• [Information shown]:
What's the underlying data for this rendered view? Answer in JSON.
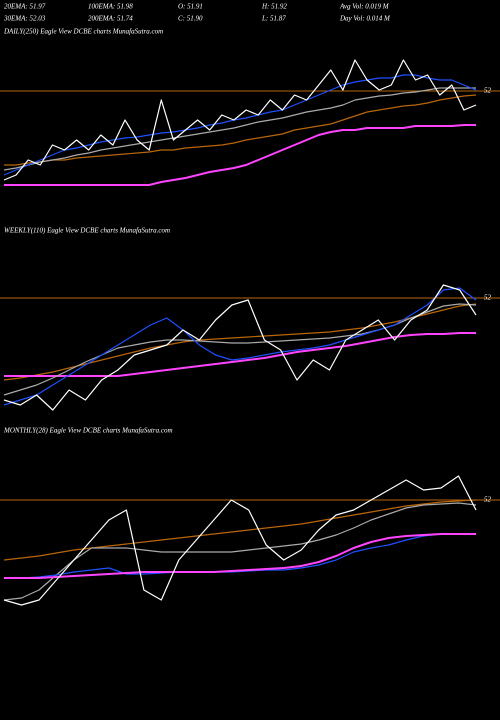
{
  "header": {
    "rows": [
      [
        "20EMA: 51.97",
        "100EMA: 51.98",
        "O: 51.91",
        "H: 51.92",
        "Avg Vol: 0.019  M"
      ],
      [
        "30EMA: 52.03",
        "200EMA: 51.74",
        "C: 51.90",
        "L: 51.87",
        "Day Vol: 0.014  M"
      ]
    ]
  },
  "chart_data": [
    {
      "type": "line",
      "title": "DAILY(250) Eagle  View  DCBE charts MunafaSutra.com",
      "ylim": [
        50.91,
        52.51
      ],
      "yticks": [
        52
      ],
      "grid": true,
      "series": [
        {
          "color": "#b8660b",
          "values": [
            51.26,
            51.26,
            51.28,
            51.29,
            51.31,
            51.31,
            51.33,
            51.34,
            51.35,
            51.36,
            51.37,
            51.38,
            51.39,
            51.41,
            51.41,
            51.43,
            51.44,
            51.45,
            51.46,
            51.48,
            51.51,
            51.53,
            51.55,
            51.57,
            51.61,
            51.63,
            51.65,
            51.67,
            51.71,
            51.75,
            51.79,
            51.81,
            51.83,
            51.85,
            51.86,
            51.88,
            51.91,
            51.93,
            51.95,
            51.96
          ]
        },
        {
          "color": "#ff44ff",
          "values": [
            51.06,
            51.06,
            51.06,
            51.06,
            51.06,
            51.06,
            51.06,
            51.06,
            51.06,
            51.06,
            51.06,
            51.06,
            51.06,
            51.09,
            51.11,
            51.13,
            51.16,
            51.19,
            51.21,
            51.23,
            51.26,
            51.31,
            51.36,
            51.41,
            51.46,
            51.51,
            51.56,
            51.59,
            51.61,
            51.61,
            51.63,
            51.63,
            51.63,
            51.63,
            51.65,
            51.65,
            51.65,
            51.65,
            51.66,
            51.66
          ]
        },
        {
          "color": "#aaaaaa",
          "values": [
            51.21,
            51.23,
            51.26,
            51.29,
            51.31,
            51.33,
            51.36,
            51.38,
            51.41,
            51.43,
            51.45,
            51.47,
            51.49,
            51.51,
            51.53,
            51.55,
            51.57,
            51.59,
            51.61,
            51.63,
            51.66,
            51.69,
            51.71,
            51.73,
            51.76,
            51.79,
            51.81,
            51.83,
            51.86,
            51.91,
            51.93,
            51.95,
            51.96,
            51.98,
            51.99,
            52.01,
            52.03,
            52.03,
            52.03,
            52.03
          ]
        },
        {
          "color": "#1e50ff",
          "values": [
            51.16,
            51.21,
            51.26,
            51.31,
            51.36,
            51.41,
            51.43,
            51.46,
            51.49,
            51.51,
            51.53,
            51.54,
            51.56,
            51.58,
            51.59,
            51.61,
            51.63,
            51.66,
            51.68,
            51.71,
            51.73,
            51.76,
            51.79,
            51.81,
            51.86,
            51.91,
            51.96,
            52.01,
            52.06,
            52.09,
            52.11,
            52.13,
            52.13,
            52.16,
            52.16,
            52.13,
            52.11,
            52.11,
            52.06,
            52.01
          ]
        },
        {
          "color": "#ffffff",
          "values": [
            51.11,
            51.16,
            51.31,
            51.26,
            51.46,
            51.41,
            51.51,
            51.41,
            51.56,
            51.46,
            51.71,
            51.51,
            51.41,
            51.91,
            51.51,
            51.61,
            51.71,
            51.61,
            51.76,
            51.71,
            51.81,
            51.76,
            51.91,
            51.81,
            51.96,
            51.91,
            52.06,
            52.21,
            52.01,
            52.31,
            52.11,
            52.01,
            52.06,
            52.31,
            52.11,
            52.16,
            51.96,
            52.06,
            51.81,
            51.86
          ]
        }
      ]
    },
    {
      "type": "line",
      "title": "WEEKLY(110) Eagle  View  DCBE charts MunafaSutra.com",
      "ylim": [
        50.78,
        52.48
      ],
      "yticks": [
        52
      ],
      "grid": true,
      "series": [
        {
          "color": "#b8660b",
          "values": [
            51.18,
            51.2,
            51.23,
            51.26,
            51.3,
            51.34,
            51.38,
            51.42,
            51.46,
            51.5,
            51.53,
            51.56,
            51.58,
            51.59,
            51.6,
            51.61,
            51.62,
            51.63,
            51.64,
            51.65,
            51.66,
            51.68,
            51.7,
            51.73,
            51.76,
            51.8,
            51.84,
            51.88,
            51.92,
            51.94
          ]
        },
        {
          "color": "#ff44ff",
          "values": [
            51.22,
            51.22,
            51.22,
            51.22,
            51.22,
            51.22,
            51.22,
            51.22,
            51.24,
            51.26,
            51.28,
            51.3,
            51.32,
            51.34,
            51.36,
            51.38,
            51.4,
            51.43,
            51.46,
            51.48,
            51.5,
            51.52,
            51.55,
            51.58,
            51.61,
            51.63,
            51.64,
            51.64,
            51.65,
            51.65
          ]
        },
        {
          "color": "#aaaaaa",
          "values": [
            51.03,
            51.08,
            51.13,
            51.2,
            51.28,
            51.36,
            51.43,
            51.5,
            51.53,
            51.56,
            51.58,
            51.58,
            51.57,
            51.56,
            51.55,
            51.55,
            51.56,
            51.57,
            51.58,
            51.59,
            51.6,
            51.62,
            51.64,
            51.68,
            51.73,
            51.8,
            51.86,
            51.92,
            51.94,
            51.93
          ]
        },
        {
          "color": "#1e50ff",
          "values": [
            50.93,
            50.98,
            51.03,
            51.13,
            51.23,
            51.33,
            51.43,
            51.53,
            51.63,
            51.73,
            51.8,
            51.68,
            51.53,
            51.43,
            51.38,
            51.4,
            51.43,
            51.46,
            51.48,
            51.5,
            51.53,
            51.58,
            51.63,
            51.68,
            51.73,
            51.83,
            51.93,
            52.08,
            52.1,
            51.98
          ]
        },
        {
          "color": "#ffffff",
          "values": [
            50.98,
            50.93,
            51.03,
            50.88,
            51.08,
            50.98,
            51.18,
            51.28,
            51.43,
            51.48,
            51.53,
            51.68,
            51.58,
            51.78,
            51.93,
            51.98,
            51.58,
            51.48,
            51.18,
            51.38,
            51.28,
            51.58,
            51.68,
            51.78,
            51.58,
            51.78,
            51.88,
            52.13,
            52.08,
            51.83
          ]
        }
      ]
    },
    {
      "type": "line",
      "title": "MONTHLY(28) Eagle  View  DCBE charts MunafaSutra.com",
      "ylim": [
        50.8,
        52.5
      ],
      "yticks": [
        52
      ],
      "grid": true,
      "series": [
        {
          "color": "#b8660b",
          "values": [
            51.4,
            51.42,
            51.44,
            51.47,
            51.5,
            51.52,
            51.54,
            51.56,
            51.58,
            51.6,
            51.62,
            51.64,
            51.66,
            51.68,
            51.7,
            51.72,
            51.74,
            51.76,
            51.79,
            51.82,
            51.85,
            51.88,
            51.91,
            51.94,
            51.96,
            51.98,
            51.99,
            52
          ]
        },
        {
          "color": "#aaaaaa",
          "values": [
            51,
            51.02,
            51.1,
            51.25,
            51.4,
            51.52,
            51.52,
            51.52,
            51.5,
            51.48,
            51.48,
            51.48,
            51.48,
            51.48,
            51.5,
            51.52,
            51.54,
            51.56,
            51.6,
            51.65,
            51.72,
            51.8,
            51.86,
            51.92,
            51.95,
            51.96,
            51.97,
            51.95
          ]
        },
        {
          "color": "#1e50ff",
          "values": [
            51.22,
            51.22,
            51.23,
            51.25,
            51.28,
            51.3,
            51.32,
            51.26,
            51.26,
            51.27,
            51.28,
            51.28,
            51.28,
            51.28,
            51.29,
            51.3,
            51.3,
            51.32,
            51.35,
            51.4,
            51.48,
            51.52,
            51.55,
            51.6,
            51.64,
            51.66,
            51.66,
            51.66
          ]
        },
        {
          "color": "#ff44ff",
          "values": [
            51.22,
            51.22,
            51.22,
            51.23,
            51.24,
            51.25,
            51.26,
            51.27,
            51.28,
            51.28,
            51.28,
            51.28,
            51.28,
            51.29,
            51.3,
            51.31,
            51.32,
            51.34,
            51.38,
            51.44,
            51.52,
            51.58,
            51.62,
            51.64,
            51.65,
            51.66,
            51.66,
            51.66
          ]
        },
        {
          "color": "#ffffff",
          "values": [
            51,
            50.95,
            51,
            51.2,
            51.4,
            51.6,
            51.8,
            51.9,
            51.1,
            51,
            51.4,
            51.6,
            51.8,
            52,
            51.9,
            51.55,
            51.4,
            51.5,
            51.7,
            51.85,
            51.9,
            52,
            52.1,
            52.2,
            52.1,
            52.12,
            52.24,
            51.9
          ]
        }
      ]
    }
  ]
}
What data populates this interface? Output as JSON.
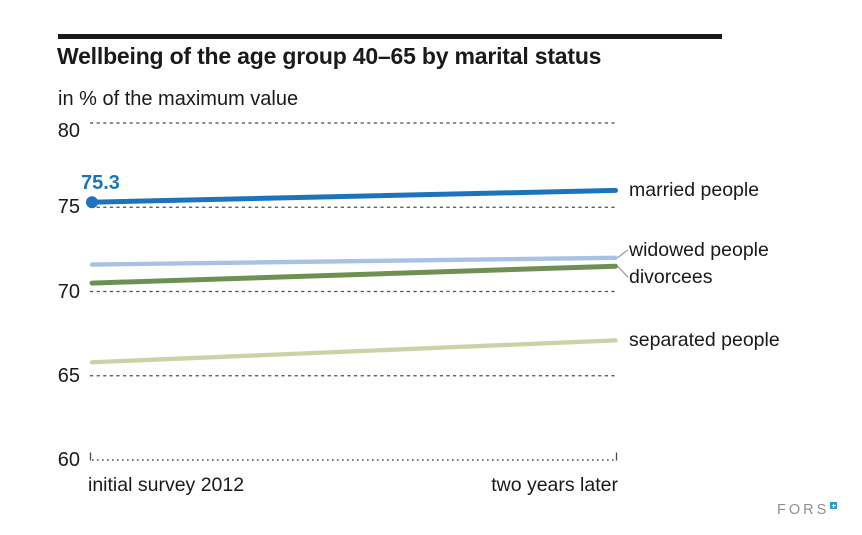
{
  "header": {
    "title": "Wellbeing of the age group 40–65 by marital status",
    "subtitle": "in % of the maximum value"
  },
  "chart_data": {
    "type": "line",
    "title": "Wellbeing of the age group 40–65 by marital status",
    "subtitle": "in % of the maximum value",
    "x_labels": [
      "initial survey 2012",
      "two years later"
    ],
    "yticks": [
      80,
      75,
      70,
      65,
      60
    ],
    "ylim": [
      60,
      80
    ],
    "grid": "horizontal dashed",
    "legend_position": "right of line ends",
    "series": [
      {
        "name": "married people",
        "values": [
          75.3,
          76.0
        ],
        "color": "#1e74bc",
        "start_dot": true,
        "point_label": "75.3",
        "label_offset": 0
      },
      {
        "name": "widowed people",
        "values": [
          71.6,
          72.0
        ],
        "color": "#a7c2e4",
        "start_dot": false,
        "label_offset": -8,
        "callout": true
      },
      {
        "name": "divorcees",
        "values": [
          70.5,
          71.5
        ],
        "color": "#6e9153",
        "start_dot": false,
        "label_offset": 11,
        "callout": true
      },
      {
        "name": "separated people",
        "values": [
          65.8,
          67.1
        ],
        "color": "#cbd2a6",
        "start_dot": false,
        "label_offset": 0
      }
    ],
    "colors": {
      "gridline": "#4d4d4d",
      "text": "#1a1a1a",
      "callout_connector": "#999999"
    }
  },
  "footer": {
    "logo_text": "FORS",
    "logo_mark": "blue-square-plus",
    "logo_mark_color": "#2d9ad2"
  }
}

• [What you need to do]: Your task is to pick out every line with the string "charts" and copy it.

• [Output for this task]:
      "title": "DAILY(250) Eagle  View  DCBE charts MunafaSutra.com",
      "title": "WEEKLY(110) Eagle  View  DCBE charts MunafaSutra.com",
      "title": "MONTHLY(28) Eagle  View  DCBE charts MunafaSutra.com",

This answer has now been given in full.